### DATA
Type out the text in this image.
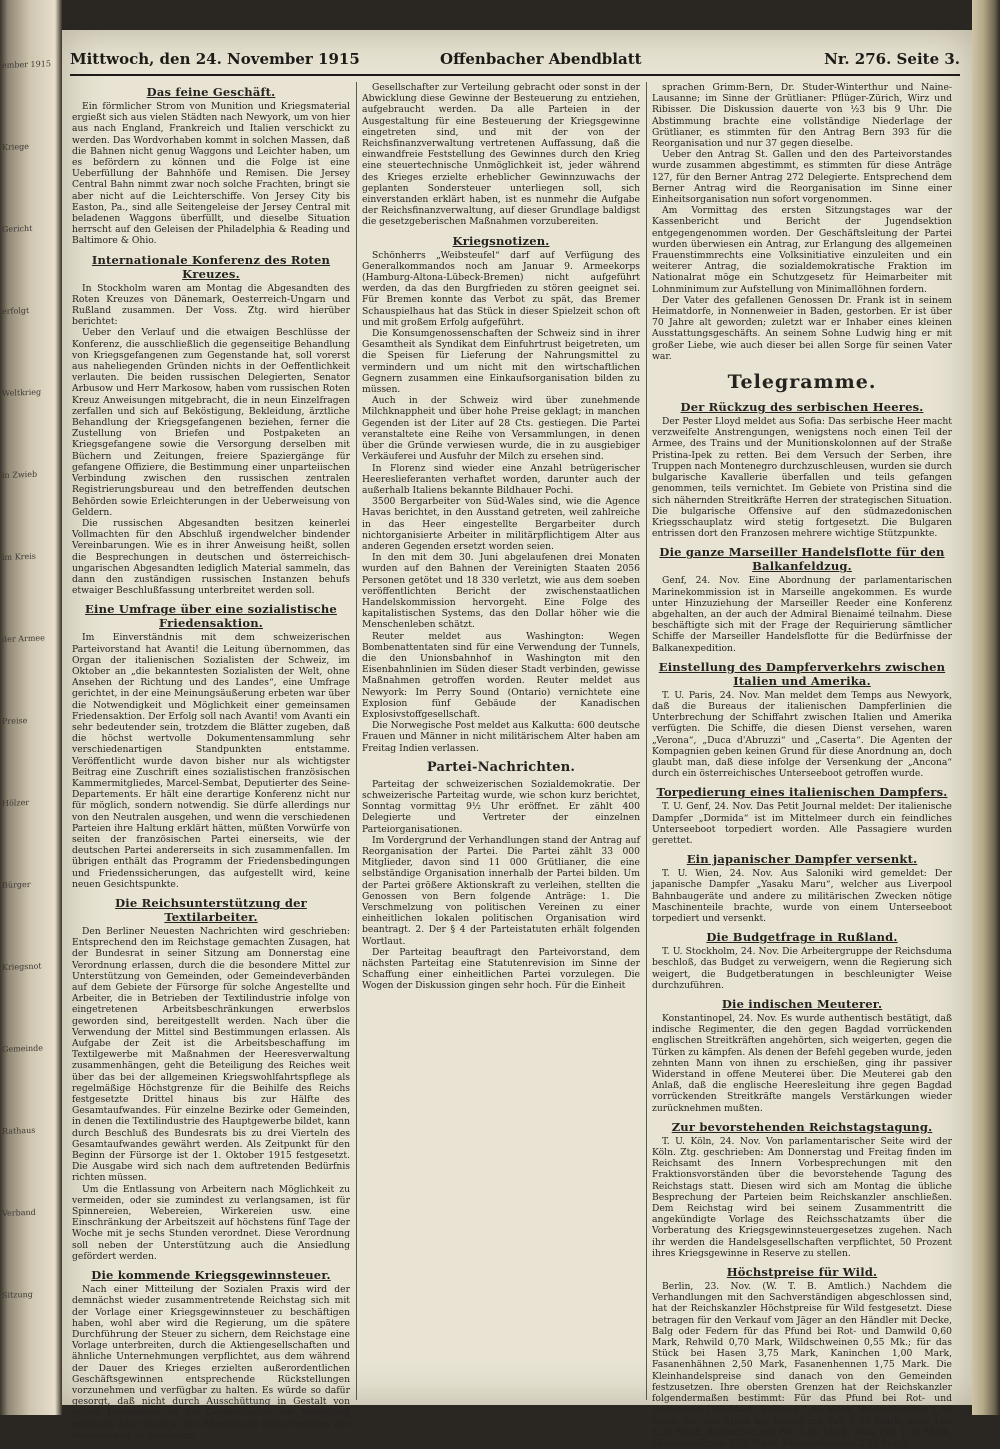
ember 1915
Kriege
Gericht
erfolgt
Weltkrieg
in Zwieb
im Kreis
der Armee
Preise
Hölzer
Bürger
Kriegsnot
Gemeinde
Rathaus
Verband
Sitzung
Mittwoch, den 24. November 1915	Offenbacher Abendblatt	Nr. 276. Seite 3.
Das feine Geschäft.

Ein förmlicher Strom von Munition und Kriegsmaterial ergießt sich aus vielen Städten nach Newyork, um von hier aus nach England, Frankreich und Italien verschickt zu werden. Das Wordvorhaben kommt in solchen Massen, daß die Bahnen nicht genug Waggons und Leichter haben, um es befördern zu können und die Folge ist eine Ueberfüllung der Bahnhöfe und Remisen. Die Jersey Central Bahn nimmt zwar noch solche Frachten, bringt sie aber nicht auf die Leichterschiffe. Von Jersey City bis Easton, Pa., sind alle Seitengeleise der Jersey Central mit beladenen Waggons überfüllt, und dieselbe Situation herrscht auf den Geleisen der Philadelphia & Reading und Baltimore & Ohio.

Internationale Konferenz des Roten Kreuzes.

In Stockholm waren am Montag die Abgesandten des Roten Kreuzes von Dänemark, Oesterreich-Ungarn und Rußland zusammen. Der Voss. Ztg. wird hierüber berichtet:

Ueber den Verlauf und die etwaigen Beschlüsse der Konferenz, die ausschließlich die gegenseitige Behandlung von Kriegsgefangenen zum Gegenstande hat, soll vorerst aus naheliegenden Gründen nichts in der Oeffentlichkeit verlauten. Die beiden russischen Delegierten, Senator Arbusow und Herr Markosow, haben vom russischen Roten Kreuz Anweisungen mitgebracht, die in neun Einzelfragen zerfallen und sich auf Beköstigung, Bekleidung, ärztliche Behandlung der Kriegsgefangenen beziehen, ferner die Zustellung von Briefen und Postpaketen an Kriegsgefangene sowie die Versorgung derselben mit Büchern und Zeitungen, freiere Spaziergänge für gefangene Offiziere, die Bestimmung einer unparteiischen Verbindung zwischen den russischen zentralen Registrierungsbureau und den betreffenden deutschen Behörden sowie Erleichterungen in der Ueberweisung von Geldern.

Die russischen Abgesandten besitzen keinerlei Vollmachten für den Abschluß irgendwelcher bindender Vereinbarungen. Wie es in ihrer Anweisung heißt, sollen die Besprechungen in deutschen und österreichisch-ungarischen Abgesandten lediglich Material sammeln, das dann den zuständigen russischen Instanzen behufs etwaiger Beschlußfassung unterbreitet werden soll.

Eine Umfrage über eine sozialistische Friedensaktion.

Im Einverständnis mit dem schweizerischen Parteivorstand hat Avanti! die Leitung übernommen, das Organ der italienischen Sozialisten der Schweiz, im Oktober an „die bekanntesten Sozialisten der Welt, ohne Ansehen der Richtung und des Landes“, eine Umfrage gerichtet, in der eine Meinungsäußerung erbeten war über die Notwendigkeit und Möglichkeit einer gemeinsamen Friedensaktion. Der Erfolg soll nach Avanti! vom Avanti ein sehr bedeutender sein, trotzdem die Blätter zugeben, daß die höchst wertvolle Dokumentensammlung sehr verschiedenartigen Standpunkten entstamme. Veröffentlicht wurde davon bisher nur als wichtigster Beitrag eine Zuschrift eines sozialistischen französischen Kammermitgliedes, Marcel-Sembat, Deputierter des Seine-Departements. Er hält eine derartige Konferenz nicht nur für möglich, sondern notwendig. Sie dürfe allerdings nur von den Neutralen ausgehen, und wenn die verschiedenen Parteien ihre Haltung erklärt hätten, müßten Vorwürfe von seiten der französischen Partei einerseits, wie der deutschen Partei andererseits in sich zusammenfallen. Im übrigen enthält das Programm der Friedensbedingungen und Friedenssicherungen, das aufgestellt wird, keine neuen Gesichtspunkte.

Die Reichsunterstützung der Textilarbeiter.

Den Berliner Neuesten Nachrichten wird geschrieben: Entsprechend den im Reichstage gemachten Zusagen, hat der Bundesrat in seiner Sitzung am Donnerstag eine Verordnung erlassen, durch die die besondere Mittel zur Unterstützung von Gemeinden, oder Gemeindeverbänden auf dem Gebiete der Fürsorge für solche Angestellte und Arbeiter, die in Betrieben der Textilindustrie infolge von eingetretenen Arbeitsbeschränkungen erwerbslos geworden sind, bereitgestellt werden. Nach über die Verwendung der Mittel sind Bestimmungen erlassen. Als Aufgabe der Zeit ist die Arbeitsbeschaffung im Textilgewerbe mit Maßnahmen der Heeresverwaltung zusammenhängen, geht die Beteiligung des Reiches weit über das bei der allgemeinen Kriegswohlfahrtspflege als regelmäßige Höchstgrenze für die Beihilfe des Reichs festgesetzte Drittel hinaus bis zur Hälfte des Gesamtaufwandes. Für einzelne Bezirke oder Gemeinden, in denen die Textilindustrie des Hauptgewerbe bildet, kann durch Beschluß des Bundesrats bis zu drei Vierteln des Gesamtaufwandes gewährt werden. Als Zeitpunkt für den Beginn der Fürsorge ist der 1. Oktober 1915 festgesetzt. Die Ausgabe wird sich nach dem auftretenden Bedürfnis richten müssen.

Um die Entlassung von Arbeitern nach Möglichkeit zu vermeiden, oder sie zumindest zu verlangsamen, ist für Spinnereien, Webereien, Wirkereien usw. eine Einschränkung der Arbeitszeit auf höchstens fünf Tage der Woche mit je sechs Stunden verordnet. Diese Verordnung soll neben der Unterstützung auch die Ansiedlung gefördert werden.

Die kommende Kriegsgewinnsteuer.

Nach einer Mitteilung der Sozialen Praxis wird der demnächst wieder zusammentretende Reichstag sich mit der Vorlage einer Kriegsgewinnsteuer zu beschäftigen haben, wohl aber wird die Regierung, um die spätere Durchführung der Steuer zu sichern, dem Reichstage eine Vorlage unterbreiten, durch die Aktiengesellschaften und ähnliche Unternehmungen verpflichtet, aus dem während der Dauer des Krieges erzielten außerordentlichen Geschäftsgewinnen entsprechende Rückstellungen vorzunehmen und verfügbar zu halten. Es würde so dafür gesorgt, daß nicht durch Ausschüttung in Gestalt von hohen Dividenden an die Gesellschafter zur Verteilung gebracht oder sonst in der Abwicklung diese Gewinne der Besteuerung zu entziehen.

Gesellschafter zur Verteilung gebracht oder sonst in der Abwicklung diese Gewinne der Besteuerung zu entziehen, aufgebraucht werden. Da alle Parteien in der Ausgestaltung für eine Besteuerung der Kriegsgewinne eingetreten sind, und mit der von der Reichsfinanzverwaltung vertretenen Auffassung, daß die einwandfreie Feststellung des Gewinnes durch den Krieg eine steuertechnische Unmöglichkeit ist, jeder während des Krieges erzielte erheblicher Gewinnzuwachs der geplanten Sondersteuer unterliegen soll, sich einverstanden erklärt haben, ist es nunmehr die Aufgabe der Reichsfinanzverwaltung, auf dieser Grundlage baldigst die gesetzgeberischen Maßnahmen vorzubereiten.

Kriegsnotizen.

Schönherrs „Weibsteufel“ darf auf Verfügung des Generalkommandos noch am Januar 9. Armeekorps (Hamburg-Altona-Lübeck-Bremen) nicht aufgeführt werden, da das den Burgfrieden zu stören geeignet sei. Für Bremen konnte das Verbot zu spät, das Bremer Schauspielhaus hat das Stück in dieser Spielzeit schon oft und mit großem Erfolg aufgeführt.

Die Konsumgenossenschaften der Schweiz sind in ihrer Gesamtheit als Syndikat dem Einfuhrtrust beigetreten, um die Speisen für Lieferung der Nahrungsmittel zu vermindern und um nicht mit den wirtschaftlichen Gegnern zusammen eine Einkaufsorganisation bilden zu müssen.

Auch in der Schweiz wird über zunehmende Milchknappheit und über hohe Preise geklagt; in manchen Gegenden ist der Liter auf 28 Cts. gestiegen. Die Partei veranstaltete eine Reihe von Versammlungen, in denen über die Gründe verwiesen wurde, die in zu ausgiebiger Verkäuferei und Ausfuhr der Milch zu ersehen sind.

In Florenz sind wieder eine Anzahl betrügerischer Heereslieferanten verhaftet worden, darunter auch der außerhalb Italiens bekannte Bildhauer Pochi.

3500 Bergarbeiter von Süd-Wales sind, wie die Agence Havas berichtet, in den Ausstand getreten, weil zahlreiche in das Heer eingestellte Bergarbeiter durch nichtorganisierte Arbeiter in militärpflichtigem Alter aus anderen Gegenden ersetzt worden seien.

In den mit dem 30. Juni abgelaufenen drei Monaten wurden auf den Bahnen der Vereinigten Staaten 2056 Personen getötet und 18 330 verletzt, wie aus dem soeben veröffentlichten Bericht der zwischenstaatlichen Handelskommission hervorgeht. Eine Folge des kapitalistischen Systems, das den Dollar höher wie die Menschenleben schätzt.

Reuter meldet aus Washington: Wegen Bombenattentaten sind für eine Verwendung der Tunnels, die den Unionsbahnhof in Washington mit den Eisenbahnlinien im Süden dieser Stadt verbinden, gewisse Maßnahmen getroffen worden. Reuter meldet aus Newyork: Im Perry Sound (Ontario) vernichtete eine Explosion fünf Gebäude der Kanadischen Explosivstoffgesellschaft.

Die Norwegische Post meldet aus Kalkutta: 600 deutsche Frauen und Männer in nicht militärischem Alter haben am Freitag Indien verlassen.

Partei-Nachrichten.

Parteitag der schweizerischen Sozialdemokratie. Der schweizerische Parteitag wurde, wie schon kurz berichtet, Sonntag vormittag 9½ Uhr eröffnet. Er zählt 400 Delegierte und Vertreter der einzelnen Parteiorganisationen.

Im Vordergrund der Verhandlungen stand der Antrag auf Reorganisation der Partei. Die Partei zählt 33 000 Mitglieder, davon sind 11 000 Grütlianer, die eine selbständige Organisation innerhalb der Partei bilden. Um der Partei größere Aktionskraft zu verleihen, stellten die Genossen von Bern folgende Anträge: 1. Die Verschmelzung von politischen Vereinen zu einer einheitlichen lokalen politischen Organisation wird beantragt. 2. Der § 4 der Parteistatuten erhält folgenden Wortlaut.

Der Parteitag beauftragt den Parteivorstand, dem nächsten Parteitag eine Statutenrevision im Sinne der Schaffung einer einheitlichen Partei vorzulegen. Die Wogen der Diskussion gingen sehr hoch. Für die Einheit

sprachen Grimm-Bern, Dr. Studer-Winterthur und Naine-Lausanne; im Sinne der Grütlianer: Pflüger-Zürich, Wirz und Ribisser. Die Diskussion dauerte von ½3 bis 9 Uhr. Die Abstimmung brachte eine vollständige Niederlage der Grütlianer, es stimmten für den Antrag Bern 393 für die Reorganisation und nur 37 gegen dieselbe.

Ueber den Antrag St. Gallen und den des Parteivorstandes wurde zusammen abgestimmt, es stimmten für diese Anträge 127, für den Berner Antrag 272 Delegierte. Entsprechend dem Berner Antrag wird die Reorganisation im Sinne einer Einheitsorganisation nun sofort vorgenommen.

Am Vormittag des ersten Sitzungstages war der Kassenbericht und Bericht der Jugendsektion entgegengenommen worden. Der Geschäftsleitung der Partei wurden überwiesen ein Antrag, zur Erlangung des allgemeinen Frauenstimmrechts eine Volksinitiative einzuleiten und ein weiterer Antrag, die sozialdemokratische Fraktion im Nationalrat möge ein Schutzgesetz für Heimarbeiter mit Lohnminimum zur Aufstellung von Minimallöhnen fordern.

Der Vater des gefallenen Genossen Dr. Frank ist in seinem Heimatdorfe, in Nonnenweier in Baden, gestorben. Er ist über 70 Jahre alt geworden; zuletzt war er Inhaber eines kleinen Ausstattungsgeschäfts. An seinem Sohne Ludwig hing er mit großer Liebe, wie auch dieser bei allen Sorge für seinen Vater war.

Telegramme.
Der Rückzug des serbischen Heeres.

Der Pester Lloyd meldet aus Sofia: Das serbische Heer macht verzweifelte Anstrengungen, wenigstens noch einen Teil der Armee, des Trains und der Munitionskolonnen auf der Straße Pristina-Ipek zu retten. Bei dem Versuch der Serben, ihre Truppen nach Montenegro durchzuschleusen, wurden sie durch bulgarische Kavallerie überfallen und teils gefangen genommen, teils vernichtet. Im Gebiete von Pristina sind die sich nähernden Streitkräfte Herren der strategischen Situation. Die bulgarische Offensive auf den südmazedonischen Kriegsschauplatz wird stetig fortgesetzt. Die Bulgaren entrissen dort den Franzosen mehrere wichtige Stützpunkte.

Die ganze Marseiller Handelsflotte für den Balkanfeldzug.

Genf, 24. Nov. Eine Abordnung der parlamentarischen Marinekommission ist in Marseille angekommen. Es wurde unter Hinzuziehung der Marseiller Reeder eine Konferenz abgehalten, an der auch der Admiral Bienaimé teilnahm. Diese beschäftigte sich mit der Frage der Requirierung sämtlicher Schiffe der Marseiller Handelsflotte für die Bedürfnisse der Balkanexpedition.

Einstellung des Dampferverkehrs zwischen Italien und Amerika.

T. U. Paris, 24. Nov. Man meldet dem Temps aus Newyork, daß die Bureaus der italienischen Dampferlinien die Unterbrechung der Schiffahrt zwischen Italien und Amerika verfügten. Die Schiffe, die diesen Dienst versehen, waren „Verona“, „Duca d'Abruzzi“ und „Caserta“. Die Agenten der Kompagnien geben keinen Grund für diese Anordnung an, doch glaubt man, daß diese infolge der Versenkung der „Ancona“ durch ein österreichisches Unterseeboot getroffen wurde.

Torpedierung eines italienischen Dampfers.

T. U. Genf, 24. Nov. Das Petit Journal meldet: Der italienische Dampfer „Dormida“ ist im Mittelmeer durch ein feindliches Unterseeboot torpediert worden. Alle Passagiere wurden gerettet.

Ein japanischer Dampfer versenkt.

T. U. Wien, 24. Nov. Aus Saloniki wird gemeldet: Der japanische Dampfer „Yasaku Maru“, welcher aus Liverpool Bahnbaugeräte und andere zu militärischen Zwecken nötige Maschinenteile brachte, wurde von einem Unterseeboot torpediert und versenkt.

Die Budgetfrage in Rußland.

T. U. Stockholm, 24. Nov. Die Arbeitergruppe der Reichsduma beschloß, das Budget zu verweigern, wenn die Regierung sich weigert, die Budgetberatungen in beschleunigter Weise durchzuführen.

Die indischen Meuterer.

Konstantinopel, 24. Nov. Es wurde authentisch bestätigt, daß indische Regimenter, die den gegen Bagdad vorrückenden englischen Streitkräften angehörten, sich weigerten, gegen die Türken zu kämpfen. Als denen der Befehl gegeben wurde, jeden zehnten Mann von ihnen zu erschießen, ging ihr passiver Widerstand in offene Meuterei über. Die Meuterei gab den Anlaß, daß die englische Heeresleitung ihre gegen Bagdad vorrückenden Streitkräfte mangels Verstärkungen wieder zurücknehmen mußten.

Zur bevorstehenden Reichstagstagung.

T. U. Köln, 24. Nov. Von parlamentarischer Seite wird der Köln. Ztg. geschrieben: Am Donnerstag und Freitag finden im Reichsamt des Innern Vorbesprechungen mit den Fraktionsvorständen über die bevorstehende Tagung des Reichstags statt. Diesen wird sich am Montag die übliche Besprechung der Parteien beim Reichskanzler anschließen. Dem Reichstag wird bei seinem Zusammentritt die angekündigte Vorlage des Reichsschatzamts über die Vorberatung des Kriegsgewinnsteuergesetzes zugehen. Nach ihr werden die Handelsgesellschaften verpflichtet, 50 Prozent ihres Kriegsgewinne in Reserve zu stellen.

Höchstpreise für Wild.

Berlin, 23. Nov. (W. T. B. Amtlich.) Nachdem die Verhandlungen mit den Sachverständigen abgeschlossen sind, hat der Reichskanzler Höchstpreise für Wild festgesetzt. Diese betragen für den Verkauf vom Jäger an den Händler mit Decke, Balg oder Federn für das Pfund bei Rot- und Damwild 0,60 Mark, Rehwild 0,70 Mark, Wildschweinen 0,55 Mk.; für das Stück bei Hasen 3,75 Mark, Kaninchen 1,00 Mark, Fasanenhähnen 2,50 Mark, Fasanenhennen 1,75 Mark. Die Kleinhandelspreise sind danach von den Gemeinden festzusetzen. Ihre obersten Grenzen hat der Reichskanzler folgendermaßen bestimmt: Für das Pfund bei Rot- und Dammwild 1,40 Mark, Rehwild 1,80 Mark, Wildschweinen 1,10 Mark; für das Stück bei Hasen mit Fell 5,00 Mark, ohne Fell 4,50 Mark, Kaninchen mit Fell 1,60 Mark, ohne Fell 1,30 Mark, Fasanenhähnen 3,50 Mark, Fasanenhennen 2,50 Mark.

### EXERCISE BRIEF
Would you filter the records and copy each line that contains the word "versenkt"?

### WRITTEN REPLY
Ein japanischer Dampfer versenkt.
T. U. Wien, 24. Nov. Aus Saloniki wird gemeldet: Der japanische Dampfer „Yasaku Maru“, welcher aus Liverpool Bahnbaugeräte und andere zu militärischen Zwecken nötige Maschinenteile brachte, wurde von einem Unterseeboot torpediert und versenkt.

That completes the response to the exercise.